### [Set task]
Without omitting anything, retype the data that follows.

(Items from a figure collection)
============================================================
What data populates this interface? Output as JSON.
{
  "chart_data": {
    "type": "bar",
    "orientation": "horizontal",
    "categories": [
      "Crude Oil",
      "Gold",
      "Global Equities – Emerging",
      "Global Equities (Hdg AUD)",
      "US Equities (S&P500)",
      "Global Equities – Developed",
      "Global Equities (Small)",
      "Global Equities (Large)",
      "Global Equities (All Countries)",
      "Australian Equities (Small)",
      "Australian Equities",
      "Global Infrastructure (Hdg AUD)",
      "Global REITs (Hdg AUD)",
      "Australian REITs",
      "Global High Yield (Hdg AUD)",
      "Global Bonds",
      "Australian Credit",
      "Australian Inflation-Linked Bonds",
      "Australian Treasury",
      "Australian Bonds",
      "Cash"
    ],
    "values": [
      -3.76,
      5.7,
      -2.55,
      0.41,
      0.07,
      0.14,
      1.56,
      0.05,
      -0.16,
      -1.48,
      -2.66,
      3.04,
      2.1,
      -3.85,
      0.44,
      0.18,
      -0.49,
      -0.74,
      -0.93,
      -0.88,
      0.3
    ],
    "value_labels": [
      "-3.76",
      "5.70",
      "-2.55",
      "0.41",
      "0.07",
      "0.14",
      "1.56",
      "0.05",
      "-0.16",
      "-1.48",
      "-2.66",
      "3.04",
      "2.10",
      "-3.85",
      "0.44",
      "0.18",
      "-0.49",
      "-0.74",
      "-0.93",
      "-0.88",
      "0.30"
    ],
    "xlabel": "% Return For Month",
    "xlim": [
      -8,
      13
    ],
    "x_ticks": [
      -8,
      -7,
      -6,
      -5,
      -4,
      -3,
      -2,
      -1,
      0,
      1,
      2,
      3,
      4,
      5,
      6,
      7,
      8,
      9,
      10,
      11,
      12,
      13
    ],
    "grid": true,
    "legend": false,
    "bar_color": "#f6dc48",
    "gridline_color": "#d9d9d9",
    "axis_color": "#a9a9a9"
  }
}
============================================================
### [Written answer]
What data populates this interface? Output as JSON.
{
  "chart_data": {
    "type": "bar",
    "orientation": "horizontal",
    "categories": [
      "Crude Oil",
      "Gold",
      "Global Equities – Emerging",
      "Global Equities (Hdg AUD)",
      "US Equities (S&P500)",
      "Global Equities – Developed",
      "Global Equities (Small)",
      "Global Equities (Large)",
      "Global Equities (All Countries)",
      "Australian Equities (Small)",
      "Australian Equities",
      "Global Infrastructure (Hdg AUD)",
      "Global REITs (Hdg AUD)",
      "Australian REITs",
      "Global High Yield (Hdg AUD)",
      "Global Bonds",
      "Australian Credit",
      "Australian Inflation-Linked Bonds",
      "Australian Treasury",
      "Australian Bonds",
      "Cash"
    ],
    "values": [
      -3.76,
      5.7,
      -2.55,
      0.41,
      0.07,
      0.14,
      1.56,
      0.05,
      -0.16,
      -1.48,
      -2.66,
      3.04,
      2.1,
      -3.85,
      0.44,
      0.18,
      -0.49,
      -0.74,
      -0.93,
      -0.88,
      0.3
    ],
    "value_labels": [
      "-3.76",
      "5.70",
      "-2.55",
      "0.41",
      "0.07",
      "0.14",
      "1.56",
      "0.05",
      "-0.16",
      "-1.48",
      "-2.66",
      "3.04",
      "2.10",
      "-3.85",
      "0.44",
      "0.18",
      "-0.49",
      "-0.74",
      "-0.93",
      "-0.88",
      "0.30"
    ],
    "xlabel": "% Return For Month",
    "xlim": [
      -8,
      13
    ],
    "x_ticks": [
      -8,
      -7,
      -6,
      -5,
      -4,
      -3,
      -2,
      -1,
      0,
      1,
      2,
      3,
      4,
      5,
      6,
      7,
      8,
      9,
      10,
      11,
      12,
      13
    ],
    "grid": true,
    "legend": false,
    "bar_color": "#f6dc48",
    "gridline_color": "#d9d9d9",
    "axis_color": "#a9a9a9"
  }
}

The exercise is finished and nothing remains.